Instructions for the task:
Repeat exactly each line of the data provided below.

Data records:
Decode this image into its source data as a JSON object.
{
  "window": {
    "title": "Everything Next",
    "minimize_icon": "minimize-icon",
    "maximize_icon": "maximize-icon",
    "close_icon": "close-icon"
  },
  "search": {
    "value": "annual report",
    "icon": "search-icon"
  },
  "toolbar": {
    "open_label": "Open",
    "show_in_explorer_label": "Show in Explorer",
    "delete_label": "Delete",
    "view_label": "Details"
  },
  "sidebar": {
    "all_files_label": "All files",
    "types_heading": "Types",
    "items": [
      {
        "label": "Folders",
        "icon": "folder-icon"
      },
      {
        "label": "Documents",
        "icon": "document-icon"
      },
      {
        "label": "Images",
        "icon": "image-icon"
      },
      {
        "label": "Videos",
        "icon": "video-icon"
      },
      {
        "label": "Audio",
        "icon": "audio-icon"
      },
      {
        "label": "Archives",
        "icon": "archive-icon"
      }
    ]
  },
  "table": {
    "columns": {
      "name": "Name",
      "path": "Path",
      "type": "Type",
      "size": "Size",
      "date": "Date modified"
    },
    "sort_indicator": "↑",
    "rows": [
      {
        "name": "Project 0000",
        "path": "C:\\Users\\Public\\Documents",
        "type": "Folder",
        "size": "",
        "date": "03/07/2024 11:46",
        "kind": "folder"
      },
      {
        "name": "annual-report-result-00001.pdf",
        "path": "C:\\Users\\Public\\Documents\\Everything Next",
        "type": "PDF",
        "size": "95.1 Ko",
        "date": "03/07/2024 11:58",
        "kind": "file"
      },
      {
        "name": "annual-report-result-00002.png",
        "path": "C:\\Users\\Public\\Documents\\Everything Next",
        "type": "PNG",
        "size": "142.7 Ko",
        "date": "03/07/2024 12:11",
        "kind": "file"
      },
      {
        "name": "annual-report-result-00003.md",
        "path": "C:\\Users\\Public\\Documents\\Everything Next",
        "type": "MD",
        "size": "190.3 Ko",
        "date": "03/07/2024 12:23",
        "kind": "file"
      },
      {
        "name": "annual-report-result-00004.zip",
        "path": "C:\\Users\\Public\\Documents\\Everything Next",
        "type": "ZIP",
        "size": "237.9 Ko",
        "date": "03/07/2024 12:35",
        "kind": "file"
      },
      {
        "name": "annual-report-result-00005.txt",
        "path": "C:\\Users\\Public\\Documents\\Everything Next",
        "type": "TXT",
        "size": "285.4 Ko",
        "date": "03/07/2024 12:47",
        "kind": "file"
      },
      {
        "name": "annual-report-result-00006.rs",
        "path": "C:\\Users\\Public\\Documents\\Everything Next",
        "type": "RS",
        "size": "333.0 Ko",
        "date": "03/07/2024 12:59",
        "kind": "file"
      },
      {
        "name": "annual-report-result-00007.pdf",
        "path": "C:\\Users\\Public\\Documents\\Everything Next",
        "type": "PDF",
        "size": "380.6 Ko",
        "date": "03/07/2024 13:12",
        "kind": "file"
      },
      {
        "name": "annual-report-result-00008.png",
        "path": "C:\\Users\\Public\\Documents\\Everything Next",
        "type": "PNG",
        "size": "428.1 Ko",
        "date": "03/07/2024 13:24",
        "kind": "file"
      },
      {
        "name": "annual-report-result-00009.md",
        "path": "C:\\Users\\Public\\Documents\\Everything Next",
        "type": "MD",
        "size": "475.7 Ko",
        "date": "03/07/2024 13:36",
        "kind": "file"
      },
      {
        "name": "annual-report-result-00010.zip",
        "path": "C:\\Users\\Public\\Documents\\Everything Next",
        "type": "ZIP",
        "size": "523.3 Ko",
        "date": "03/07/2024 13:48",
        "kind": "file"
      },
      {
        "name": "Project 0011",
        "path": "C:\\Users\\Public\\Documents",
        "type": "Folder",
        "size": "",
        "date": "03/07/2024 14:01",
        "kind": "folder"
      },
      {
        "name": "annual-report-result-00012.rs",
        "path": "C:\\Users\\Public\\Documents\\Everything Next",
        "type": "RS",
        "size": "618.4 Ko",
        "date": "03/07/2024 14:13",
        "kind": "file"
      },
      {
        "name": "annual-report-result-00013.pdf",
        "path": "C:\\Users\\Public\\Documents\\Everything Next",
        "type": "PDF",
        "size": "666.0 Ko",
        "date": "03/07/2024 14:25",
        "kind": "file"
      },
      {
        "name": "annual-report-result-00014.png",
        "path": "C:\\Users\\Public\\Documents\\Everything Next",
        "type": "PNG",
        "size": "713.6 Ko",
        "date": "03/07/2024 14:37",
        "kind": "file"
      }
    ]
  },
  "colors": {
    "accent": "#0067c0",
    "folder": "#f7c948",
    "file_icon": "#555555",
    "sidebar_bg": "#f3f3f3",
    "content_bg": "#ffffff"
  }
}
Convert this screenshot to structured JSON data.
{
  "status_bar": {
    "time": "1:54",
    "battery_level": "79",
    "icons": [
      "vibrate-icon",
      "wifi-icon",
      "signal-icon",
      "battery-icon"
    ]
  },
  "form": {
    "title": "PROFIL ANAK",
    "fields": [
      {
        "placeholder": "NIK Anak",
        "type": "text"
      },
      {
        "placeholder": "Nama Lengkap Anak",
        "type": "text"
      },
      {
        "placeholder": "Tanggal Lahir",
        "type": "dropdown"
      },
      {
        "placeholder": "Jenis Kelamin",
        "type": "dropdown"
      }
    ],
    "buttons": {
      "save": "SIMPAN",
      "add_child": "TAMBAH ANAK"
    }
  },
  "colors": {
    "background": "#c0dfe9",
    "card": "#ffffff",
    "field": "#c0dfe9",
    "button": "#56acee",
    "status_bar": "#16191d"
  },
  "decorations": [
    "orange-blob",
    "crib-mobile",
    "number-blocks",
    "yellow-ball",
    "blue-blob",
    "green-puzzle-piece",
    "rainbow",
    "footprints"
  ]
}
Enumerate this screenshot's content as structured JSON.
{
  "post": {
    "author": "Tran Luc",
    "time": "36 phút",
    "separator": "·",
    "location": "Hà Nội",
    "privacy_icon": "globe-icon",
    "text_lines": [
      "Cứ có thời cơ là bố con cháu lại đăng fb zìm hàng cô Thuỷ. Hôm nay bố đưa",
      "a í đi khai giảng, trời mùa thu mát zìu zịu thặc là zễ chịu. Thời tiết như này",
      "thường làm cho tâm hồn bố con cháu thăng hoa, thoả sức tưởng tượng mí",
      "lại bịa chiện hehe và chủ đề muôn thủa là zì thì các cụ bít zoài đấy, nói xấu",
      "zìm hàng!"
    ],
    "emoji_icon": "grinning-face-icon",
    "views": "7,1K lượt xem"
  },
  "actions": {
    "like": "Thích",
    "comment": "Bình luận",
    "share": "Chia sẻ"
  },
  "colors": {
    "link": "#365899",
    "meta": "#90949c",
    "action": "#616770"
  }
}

Correct response:
Decode this image into its source data as a JSON object.
{
  "window": {
    "title": "Everything Next",
    "minimize_icon": "minimize-icon",
    "maximize_icon": "maximize-icon",
    "close_icon": "close-icon"
  },
  "search": {
    "value": "annual report",
    "icon": "search-icon"
  },
  "toolbar": {
    "open_label": "Open",
    "show_in_explorer_label": "Show in Explorer",
    "delete_label": "Delete",
    "view_label": "Details"
  },
  "sidebar": {
    "all_files_label": "All files",
    "types_heading": "Types",
    "items": [
      {
        "label": "Folders",
        "icon": "folder-icon"
      },
      {
        "label": "Documents",
        "icon": "document-icon"
      },
      {
        "label": "Images",
        "icon": "image-icon"
      },
      {
        "label": "Videos",
        "icon": "video-icon"
      },
      {
        "label": "Audio",
        "icon": "audio-icon"
      },
      {
        "label": "Archives",
        "icon": "archive-icon"
      }
    ]
  },
  "table": {
    "columns": {
      "name": "Name",
      "path": "Path",
      "type": "Type",
      "size": "Size",
      "date": "Date modified"
    },
    "sort_indicator": "↑",
    "rows": [
      {
        "name": "Project 0000",
        "path": "C:\\Users\\Public\\Documents",
        "type": "Folder",
        "size": "",
        "date": "03/07/2024 11:46",
        "kind": "folder"
      },
      {
        "name": "annual-report-result-00001.pdf",
        "path": "C:\\Users\\Public\\Documents\\Everything Next",
        "type": "PDF",
        "size": "95.1 Ko",
        "date": "03/07/2024 11:58",
        "kind": "file"
      },
      {
        "name": "annual-report-result-00002.png",
        "path": "C:\\Users\\Public\\Documents\\Everything Next",
        "type": "PNG",
        "size": "142.7 Ko",
        "date": "03/07/2024 12:11",
        "kind": "file"
      },
      {
        "name": "annual-report-result-00003.md",
        "path": "C:\\Users\\Public\\Documents\\Everything Next",
        "type": "MD",
        "size": "190.3 Ko",
        "date": "03/07/2024 12:23",
        "kind": "file"
      },
      {
        "name": "annual-report-result-00004.zip",
        "path": "C:\\Users\\Public\\Documents\\Everything Next",
        "type": "ZIP",
        "size": "237.9 Ko",
        "date": "03/07/2024 12:35",
        "kind": "file"
      },
      {
        "name": "annual-report-result-00005.txt",
        "path": "C:\\Users\\Public\\Documents\\Everything Next",
        "type": "TXT",
        "size": "285.4 Ko",
        "date": "03/07/2024 12:47",
        "kind": "file"
      },
      {
        "name": "annual-report-result-00006.rs",
        "path": "C:\\Users\\Public\\Documents\\Everything Next",
        "type": "RS",
        "size": "333.0 Ko",
        "date": "03/07/2024 12:59",
        "kind": "file"
      },
      {
        "name": "annual-report-result-00007.pdf",
        "path": "C:\\Users\\Public\\Documents\\Everything Next",
        "type": "PDF",
        "size": "380.6 Ko",
        "date": "03/07/2024 13:12",
        "kind": "file"
      },
      {
        "name": "annual-report-result-00008.png",
        "path": "C:\\Users\\Public\\Documents\\Everything Next",
        "type": "PNG",
        "size": "428.1 Ko",
        "date": "03/07/2024 13:24",
        "kind": "file"
      },
      {
        "name": "annual-report-result-00009.md",
        "path": "C:\\Users\\Public\\Documents\\Everything Next",
        "type": "MD",
        "size": "475.7 Ko",
        "date": "03/07/2024 13:36",
        "kind": "file"
      },
      {
        "name": "annual-report-result-00010.zip",
        "path": "C:\\Users\\Public\\Documents\\Everything Next",
        "type": "ZIP",
        "size": "523.3 Ko",
        "date": "03/07/2024 13:48",
        "kind": "file"
      },
      {
        "name": "Project 0011",
        "path": "C:\\Users\\Public\\Documents",
        "type": "Folder",
        "size": "",
        "date": "03/07/2024 14:01",
        "kind": "folder"
      },
      {
        "name": "annual-report-result-00012.rs",
        "path": "C:\\Users\\Public\\Documents\\Everything Next",
        "type": "RS",
        "size": "618.4 Ko",
        "date": "03/07/2024 14:13",
        "kind": "file"
      },
      {
        "name": "annual-report-result-00013.pdf",
        "path": "C:\\Users\\Public\\Documents\\Everything Next",
        "type": "PDF",
        "size": "666.0 Ko",
        "date": "03/07/2024 14:25",
        "kind": "file"
      },
      {
        "name": "annual-report-result-00014.png",
        "path": "C:\\Users\\Public\\Documents\\Everything Next",
        "type": "PNG",
        "size": "713.6 Ko",
        "date": "03/07/2024 14:37",
        "kind": "file"
      }
    ]
  },
  "colors": {
    "accent": "#0067c0",
    "folder": "#f7c948",
    "file_icon": "#555555",
    "sidebar_bg": "#f3f3f3",
    "content_bg": "#ffffff"
  }
}
Convert this screenshot to structured JSON data.
{
  "status_bar": {
    "time": "1:54",
    "battery_level": "79",
    "icons": [
      "vibrate-icon",
      "wifi-icon",
      "signal-icon",
      "battery-icon"
    ]
  },
  "form": {
    "title": "PROFIL ANAK",
    "fields": [
      {
        "placeholder": "NIK Anak",
        "type": "text"
      },
      {
        "placeholder": "Nama Lengkap Anak",
        "type": "text"
      },
      {
        "placeholder": "Tanggal Lahir",
        "type": "dropdown"
      },
      {
        "placeholder": "Jenis Kelamin",
        "type": "dropdown"
      }
    ],
    "buttons": {
      "save": "SIMPAN",
      "add_child": "TAMBAH ANAK"
    }
  },
  "colors": {
    "background": "#c0dfe9",
    "card": "#ffffff",
    "field": "#c0dfe9",
    "button": "#56acee",
    "status_bar": "#16191d"
  },
  "decorations": [
    "orange-blob",
    "crib-mobile",
    "number-blocks",
    "yellow-ball",
    "blue-blob",
    "green-puzzle-piece",
    "rainbow",
    "footprints"
  ]
}
Enumerate this screenshot's content as structured JSON.
{
  "post": {
    "author": "Tran Luc",
    "time": "36 phút",
    "separator": "·",
    "location": "Hà Nội",
    "privacy_icon": "globe-icon",
    "text_lines": [
      "Cứ có thời cơ là bố con cháu lại đăng fb zìm hàng cô Thuỷ. Hôm nay bố đưa",
      "a í đi khai giảng, trời mùa thu mát zìu zịu thặc là zễ chịu. Thời tiết như này",
      "thường làm cho tâm hồn bố con cháu thăng hoa, thoả sức tưởng tượng mí",
      "lại bịa chiện hehe và chủ đề muôn thủa là zì thì các cụ bít zoài đấy, nói xấu",
      "zìm hàng!"
    ],
    "emoji_icon": "grinning-face-icon",
    "views": "7,1K lượt xem"
  },
  "actions": {
    "like": "Thích",
    "comment": "Bình luận",
    "share": "Chia sẻ"
  },
  "colors": {
    "link": "#365899",
    "meta": "#90949c",
    "action": "#616770"
  }
}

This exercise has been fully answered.